Find the word "Средняя" in the records below. List each line containing it.

Saved data entries
========
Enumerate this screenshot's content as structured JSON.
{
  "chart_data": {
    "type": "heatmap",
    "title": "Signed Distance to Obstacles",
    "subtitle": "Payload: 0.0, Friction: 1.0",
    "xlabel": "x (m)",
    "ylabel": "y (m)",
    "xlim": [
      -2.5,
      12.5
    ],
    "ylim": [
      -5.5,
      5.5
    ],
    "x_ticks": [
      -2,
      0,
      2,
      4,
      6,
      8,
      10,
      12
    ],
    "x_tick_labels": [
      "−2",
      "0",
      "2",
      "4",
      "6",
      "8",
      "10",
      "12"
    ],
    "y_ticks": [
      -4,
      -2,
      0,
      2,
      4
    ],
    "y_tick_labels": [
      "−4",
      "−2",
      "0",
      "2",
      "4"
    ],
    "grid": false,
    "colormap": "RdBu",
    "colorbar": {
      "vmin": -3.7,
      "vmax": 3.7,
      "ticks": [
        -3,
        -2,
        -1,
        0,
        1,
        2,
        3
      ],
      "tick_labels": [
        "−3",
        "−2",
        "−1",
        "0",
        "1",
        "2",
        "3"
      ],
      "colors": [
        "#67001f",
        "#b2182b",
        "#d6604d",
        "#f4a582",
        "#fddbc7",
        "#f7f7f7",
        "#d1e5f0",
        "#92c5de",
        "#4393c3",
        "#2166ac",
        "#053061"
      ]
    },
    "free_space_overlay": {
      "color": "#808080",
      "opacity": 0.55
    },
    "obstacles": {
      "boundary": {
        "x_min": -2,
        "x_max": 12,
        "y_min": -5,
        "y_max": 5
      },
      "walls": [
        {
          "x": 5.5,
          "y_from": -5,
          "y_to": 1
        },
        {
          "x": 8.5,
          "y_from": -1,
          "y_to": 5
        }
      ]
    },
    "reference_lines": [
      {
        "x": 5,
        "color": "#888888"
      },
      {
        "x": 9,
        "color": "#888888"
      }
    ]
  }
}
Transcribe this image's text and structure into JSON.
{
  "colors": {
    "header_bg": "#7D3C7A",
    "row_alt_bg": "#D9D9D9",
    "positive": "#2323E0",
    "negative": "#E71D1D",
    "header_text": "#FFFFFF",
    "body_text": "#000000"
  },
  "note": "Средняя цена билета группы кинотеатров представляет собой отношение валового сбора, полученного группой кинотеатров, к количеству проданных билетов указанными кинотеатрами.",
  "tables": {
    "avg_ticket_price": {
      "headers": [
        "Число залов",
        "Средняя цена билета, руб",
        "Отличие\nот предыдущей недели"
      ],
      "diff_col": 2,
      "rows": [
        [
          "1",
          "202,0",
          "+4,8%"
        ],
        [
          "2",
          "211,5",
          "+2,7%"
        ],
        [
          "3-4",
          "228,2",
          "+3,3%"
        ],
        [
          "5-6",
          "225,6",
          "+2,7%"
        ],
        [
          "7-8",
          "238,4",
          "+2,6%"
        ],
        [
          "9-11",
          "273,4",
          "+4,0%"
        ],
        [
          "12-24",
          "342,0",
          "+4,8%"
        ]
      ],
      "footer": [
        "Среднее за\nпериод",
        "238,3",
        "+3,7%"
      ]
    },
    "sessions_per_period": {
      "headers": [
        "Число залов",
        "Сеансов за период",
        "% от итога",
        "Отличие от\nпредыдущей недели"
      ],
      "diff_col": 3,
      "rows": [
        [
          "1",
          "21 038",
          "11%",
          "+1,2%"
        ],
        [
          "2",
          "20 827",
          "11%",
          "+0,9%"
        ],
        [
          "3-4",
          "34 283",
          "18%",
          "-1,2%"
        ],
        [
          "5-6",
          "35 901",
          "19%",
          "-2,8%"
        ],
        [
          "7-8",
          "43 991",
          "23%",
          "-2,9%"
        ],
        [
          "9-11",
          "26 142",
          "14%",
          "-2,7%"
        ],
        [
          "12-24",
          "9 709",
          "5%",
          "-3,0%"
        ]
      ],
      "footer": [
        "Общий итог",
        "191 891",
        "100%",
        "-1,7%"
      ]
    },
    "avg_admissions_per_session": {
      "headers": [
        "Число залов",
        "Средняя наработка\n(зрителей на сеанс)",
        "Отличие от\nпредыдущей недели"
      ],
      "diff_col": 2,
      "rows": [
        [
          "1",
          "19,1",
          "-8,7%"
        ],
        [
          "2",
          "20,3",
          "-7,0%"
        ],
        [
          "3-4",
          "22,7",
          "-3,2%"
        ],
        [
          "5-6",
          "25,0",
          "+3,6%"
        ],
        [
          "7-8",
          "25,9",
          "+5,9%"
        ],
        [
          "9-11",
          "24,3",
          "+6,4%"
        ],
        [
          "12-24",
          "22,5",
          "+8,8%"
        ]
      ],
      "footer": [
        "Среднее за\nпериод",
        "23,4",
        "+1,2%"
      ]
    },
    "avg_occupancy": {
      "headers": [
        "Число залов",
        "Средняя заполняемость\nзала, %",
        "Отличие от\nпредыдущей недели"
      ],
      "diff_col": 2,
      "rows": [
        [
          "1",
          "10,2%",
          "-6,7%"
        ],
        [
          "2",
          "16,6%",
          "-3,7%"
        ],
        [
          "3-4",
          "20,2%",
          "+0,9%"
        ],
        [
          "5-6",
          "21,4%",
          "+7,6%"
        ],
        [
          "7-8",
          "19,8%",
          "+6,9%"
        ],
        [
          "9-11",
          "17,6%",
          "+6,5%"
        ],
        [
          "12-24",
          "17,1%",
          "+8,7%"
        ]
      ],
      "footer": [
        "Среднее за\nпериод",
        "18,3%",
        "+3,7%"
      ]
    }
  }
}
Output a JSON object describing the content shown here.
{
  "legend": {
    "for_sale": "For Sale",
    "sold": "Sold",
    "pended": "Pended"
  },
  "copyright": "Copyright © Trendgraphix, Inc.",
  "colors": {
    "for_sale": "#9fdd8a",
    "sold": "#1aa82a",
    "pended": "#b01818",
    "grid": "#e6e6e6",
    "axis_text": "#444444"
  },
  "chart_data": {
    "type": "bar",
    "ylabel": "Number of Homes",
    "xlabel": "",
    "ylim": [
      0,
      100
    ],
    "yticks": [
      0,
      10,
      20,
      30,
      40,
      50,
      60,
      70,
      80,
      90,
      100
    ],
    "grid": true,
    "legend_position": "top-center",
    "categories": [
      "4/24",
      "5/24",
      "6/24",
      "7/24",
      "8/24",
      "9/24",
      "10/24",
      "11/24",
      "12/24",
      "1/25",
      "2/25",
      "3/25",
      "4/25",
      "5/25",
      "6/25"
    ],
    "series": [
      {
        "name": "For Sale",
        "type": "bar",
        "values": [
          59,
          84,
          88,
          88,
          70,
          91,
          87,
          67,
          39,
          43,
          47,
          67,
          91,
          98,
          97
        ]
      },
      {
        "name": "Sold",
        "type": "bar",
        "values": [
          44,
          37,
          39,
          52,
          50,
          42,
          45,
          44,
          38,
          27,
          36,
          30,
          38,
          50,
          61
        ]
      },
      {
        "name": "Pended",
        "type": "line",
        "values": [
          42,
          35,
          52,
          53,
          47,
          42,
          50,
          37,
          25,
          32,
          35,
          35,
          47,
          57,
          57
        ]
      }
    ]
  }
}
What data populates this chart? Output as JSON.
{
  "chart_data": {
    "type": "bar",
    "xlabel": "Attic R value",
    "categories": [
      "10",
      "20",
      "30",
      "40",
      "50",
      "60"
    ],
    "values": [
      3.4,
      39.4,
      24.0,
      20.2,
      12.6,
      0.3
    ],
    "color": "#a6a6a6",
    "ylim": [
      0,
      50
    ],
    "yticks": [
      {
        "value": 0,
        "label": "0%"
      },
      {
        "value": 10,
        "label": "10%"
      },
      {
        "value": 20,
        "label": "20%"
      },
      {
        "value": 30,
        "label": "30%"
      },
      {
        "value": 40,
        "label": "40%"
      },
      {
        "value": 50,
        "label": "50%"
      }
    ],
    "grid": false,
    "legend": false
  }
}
========
Task result:
  "note": "Средняя цена билета группы кинотеатров представляет собой отношение валового сбора, полученного группой кинотеатров, к количеству проданных билетов указанными кинотеатрами.",
        "Средняя цена билета, руб",
        "Средняя наработка\n(зрителей на сеанс)",
        "Средняя заполняемость\nзала, %",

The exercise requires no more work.